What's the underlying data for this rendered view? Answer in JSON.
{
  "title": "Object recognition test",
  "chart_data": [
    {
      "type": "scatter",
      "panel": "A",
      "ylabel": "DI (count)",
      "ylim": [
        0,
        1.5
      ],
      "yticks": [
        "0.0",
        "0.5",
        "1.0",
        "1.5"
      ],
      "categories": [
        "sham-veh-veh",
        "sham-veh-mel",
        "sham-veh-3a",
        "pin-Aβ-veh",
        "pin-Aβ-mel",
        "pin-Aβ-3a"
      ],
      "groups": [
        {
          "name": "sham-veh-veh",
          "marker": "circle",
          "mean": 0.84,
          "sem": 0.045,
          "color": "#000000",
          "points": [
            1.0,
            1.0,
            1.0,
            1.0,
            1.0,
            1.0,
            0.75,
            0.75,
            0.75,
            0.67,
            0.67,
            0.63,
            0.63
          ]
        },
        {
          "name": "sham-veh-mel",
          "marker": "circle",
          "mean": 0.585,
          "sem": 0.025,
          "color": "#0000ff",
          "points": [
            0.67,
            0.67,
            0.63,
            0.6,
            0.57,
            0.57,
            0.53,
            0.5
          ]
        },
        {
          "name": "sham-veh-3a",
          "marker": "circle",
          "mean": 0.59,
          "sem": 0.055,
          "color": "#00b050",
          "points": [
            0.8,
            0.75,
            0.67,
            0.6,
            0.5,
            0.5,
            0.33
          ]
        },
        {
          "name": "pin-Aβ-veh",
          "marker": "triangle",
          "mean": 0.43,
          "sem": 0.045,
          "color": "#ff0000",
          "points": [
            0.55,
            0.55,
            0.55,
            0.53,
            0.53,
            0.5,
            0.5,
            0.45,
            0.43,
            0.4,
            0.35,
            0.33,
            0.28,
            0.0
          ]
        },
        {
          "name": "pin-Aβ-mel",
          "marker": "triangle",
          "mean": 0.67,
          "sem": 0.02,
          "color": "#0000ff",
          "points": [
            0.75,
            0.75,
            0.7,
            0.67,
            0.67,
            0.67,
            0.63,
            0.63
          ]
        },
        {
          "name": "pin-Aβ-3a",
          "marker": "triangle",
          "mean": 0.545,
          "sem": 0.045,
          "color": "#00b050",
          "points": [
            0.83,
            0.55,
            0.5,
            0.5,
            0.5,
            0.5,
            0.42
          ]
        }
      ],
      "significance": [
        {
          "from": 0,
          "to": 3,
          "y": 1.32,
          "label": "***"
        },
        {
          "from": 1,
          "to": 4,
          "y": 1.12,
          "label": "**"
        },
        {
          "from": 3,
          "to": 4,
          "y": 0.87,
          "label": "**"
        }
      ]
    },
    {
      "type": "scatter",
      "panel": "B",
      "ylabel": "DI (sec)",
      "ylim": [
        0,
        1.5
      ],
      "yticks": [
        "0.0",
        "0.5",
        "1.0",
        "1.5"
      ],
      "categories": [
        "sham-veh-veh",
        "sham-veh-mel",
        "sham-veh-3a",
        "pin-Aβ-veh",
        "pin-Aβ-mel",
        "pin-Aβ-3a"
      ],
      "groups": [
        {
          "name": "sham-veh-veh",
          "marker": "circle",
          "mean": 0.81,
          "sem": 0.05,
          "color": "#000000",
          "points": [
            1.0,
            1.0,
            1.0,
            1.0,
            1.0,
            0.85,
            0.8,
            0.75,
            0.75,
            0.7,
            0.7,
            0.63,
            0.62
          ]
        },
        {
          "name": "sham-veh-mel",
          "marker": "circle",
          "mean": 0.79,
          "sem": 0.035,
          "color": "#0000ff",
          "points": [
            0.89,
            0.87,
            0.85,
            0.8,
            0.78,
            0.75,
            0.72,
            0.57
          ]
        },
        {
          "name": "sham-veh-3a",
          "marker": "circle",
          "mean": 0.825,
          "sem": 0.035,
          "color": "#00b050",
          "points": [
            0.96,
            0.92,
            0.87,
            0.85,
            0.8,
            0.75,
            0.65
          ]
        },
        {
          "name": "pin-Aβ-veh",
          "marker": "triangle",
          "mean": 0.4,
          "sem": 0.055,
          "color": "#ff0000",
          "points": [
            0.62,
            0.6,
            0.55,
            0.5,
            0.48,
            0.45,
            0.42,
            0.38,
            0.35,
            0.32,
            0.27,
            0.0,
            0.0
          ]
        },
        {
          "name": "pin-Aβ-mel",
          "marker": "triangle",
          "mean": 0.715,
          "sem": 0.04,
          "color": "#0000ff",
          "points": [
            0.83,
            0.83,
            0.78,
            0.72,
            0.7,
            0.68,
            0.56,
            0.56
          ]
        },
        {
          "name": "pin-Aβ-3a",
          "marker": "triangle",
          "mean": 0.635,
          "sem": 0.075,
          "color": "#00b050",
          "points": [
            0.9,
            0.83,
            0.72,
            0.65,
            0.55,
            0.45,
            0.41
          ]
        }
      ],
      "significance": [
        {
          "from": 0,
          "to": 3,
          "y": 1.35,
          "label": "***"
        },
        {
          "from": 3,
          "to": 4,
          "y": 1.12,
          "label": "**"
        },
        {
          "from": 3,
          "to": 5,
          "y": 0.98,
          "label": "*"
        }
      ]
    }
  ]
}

......

What you are asked to do
Repeat the data precisely, reproducing every entry.

Reply
What's the underlying data for this rendered view? Answer in JSON.
{
  "title": "Object recognition test",
  "chart_data": [
    {
      "type": "scatter",
      "panel": "A",
      "ylabel": "DI (count)",
      "ylim": [
        0,
        1.5
      ],
      "yticks": [
        "0.0",
        "0.5",
        "1.0",
        "1.5"
      ],
      "categories": [
        "sham-veh-veh",
        "sham-veh-mel",
        "sham-veh-3a",
        "pin-Aβ-veh",
        "pin-Aβ-mel",
        "pin-Aβ-3a"
      ],
      "groups": [
        {
          "name": "sham-veh-veh",
          "marker": "circle",
          "mean": 0.84,
          "sem": 0.045,
          "color": "#000000",
          "points": [
            1.0,
            1.0,
            1.0,
            1.0,
            1.0,
            1.0,
            0.75,
            0.75,
            0.75,
            0.67,
            0.67,
            0.63,
            0.63
          ]
        },
        {
          "name": "sham-veh-mel",
          "marker": "circle",
          "mean": 0.585,
          "sem": 0.025,
          "color": "#0000ff",
          "points": [
            0.67,
            0.67,
            0.63,
            0.6,
            0.57,
            0.57,
            0.53,
            0.5
          ]
        },
        {
          "name": "sham-veh-3a",
          "marker": "circle",
          "mean": 0.59,
          "sem": 0.055,
          "color": "#00b050",
          "points": [
            0.8,
            0.75,
            0.67,
            0.6,
            0.5,
            0.5,
            0.33
          ]
        },
        {
          "name": "pin-Aβ-veh",
          "marker": "triangle",
          "mean": 0.43,
          "sem": 0.045,
          "color": "#ff0000",
          "points": [
            0.55,
            0.55,
            0.55,
            0.53,
            0.53,
            0.5,
            0.5,
            0.45,
            0.43,
            0.4,
            0.35,
            0.33,
            0.28,
            0.0
          ]
        },
        {
          "name": "pin-Aβ-mel",
          "marker": "triangle",
          "mean": 0.67,
          "sem": 0.02,
          "color": "#0000ff",
          "points": [
            0.75,
            0.75,
            0.7,
            0.67,
            0.67,
            0.67,
            0.63,
            0.63
          ]
        },
        {
          "name": "pin-Aβ-3a",
          "marker": "triangle",
          "mean": 0.545,
          "sem": 0.045,
          "color": "#00b050",
          "points": [
            0.83,
            0.55,
            0.5,
            0.5,
            0.5,
            0.5,
            0.42
          ]
        }
      ],
      "significance": [
        {
          "from": 0,
          "to": 3,
          "y": 1.32,
          "label": "***"
        },
        {
          "from": 1,
          "to": 4,
          "y": 1.12,
          "label": "**"
        },
        {
          "from": 3,
          "to": 4,
          "y": 0.87,
          "label": "**"
        }
      ]
    },
    {
      "type": "scatter",
      "panel": "B",
      "ylabel": "DI (sec)",
      "ylim": [
        0,
        1.5
      ],
      "yticks": [
        "0.0",
        "0.5",
        "1.0",
        "1.5"
      ],
      "categories": [
        "sham-veh-veh",
        "sham-veh-mel",
        "sham-veh-3a",
        "pin-Aβ-veh",
        "pin-Aβ-mel",
        "pin-Aβ-3a"
      ],
      "groups": [
        {
          "name": "sham-veh-veh",
          "marker": "circle",
          "mean": 0.81,
          "sem": 0.05,
          "color": "#000000",
          "points": [
            1.0,
            1.0,
            1.0,
            1.0,
            1.0,
            0.85,
            0.8,
            0.75,
            0.75,
            0.7,
            0.7,
            0.63,
            0.62
          ]
        },
        {
          "name": "sham-veh-mel",
          "marker": "circle",
          "mean": 0.79,
          "sem": 0.035,
          "color": "#0000ff",
          "points": [
            0.89,
            0.87,
            0.85,
            0.8,
            0.78,
            0.75,
            0.72,
            0.57
          ]
        },
        {
          "name": "sham-veh-3a",
          "marker": "circle",
          "mean": 0.825,
          "sem": 0.035,
          "color": "#00b050",
          "points": [
            0.96,
            0.92,
            0.87,
            0.85,
            0.8,
            0.75,
            0.65
          ]
        },
        {
          "name": "pin-Aβ-veh",
          "marker": "triangle",
          "mean": 0.4,
          "sem": 0.055,
          "color": "#ff0000",
          "points": [
            0.62,
            0.6,
            0.55,
            0.5,
            0.48,
            0.45,
            0.42,
            0.38,
            0.35,
            0.32,
            0.27,
            0.0,
            0.0
          ]
        },
        {
          "name": "pin-Aβ-mel",
          "marker": "triangle",
          "mean": 0.715,
          "sem": 0.04,
          "color": "#0000ff",
          "points": [
            0.83,
            0.83,
            0.78,
            0.72,
            0.7,
            0.68,
            0.56,
            0.56
          ]
        },
        {
          "name": "pin-Aβ-3a",
          "marker": "triangle",
          "mean": 0.635,
          "sem": 0.075,
          "color": "#00b050",
          "points": [
            0.9,
            0.83,
            0.72,
            0.65,
            0.55,
            0.45,
            0.41
          ]
        }
      ],
      "significance": [
        {
          "from": 0,
          "to": 3,
          "y": 1.35,
          "label": "***"
        },
        {
          "from": 3,
          "to": 4,
          "y": 1.12,
          "label": "**"
        },
        {
          "from": 3,
          "to": 5,
          "y": 0.98,
          "label": "*"
        }
      ]
    }
  ]
}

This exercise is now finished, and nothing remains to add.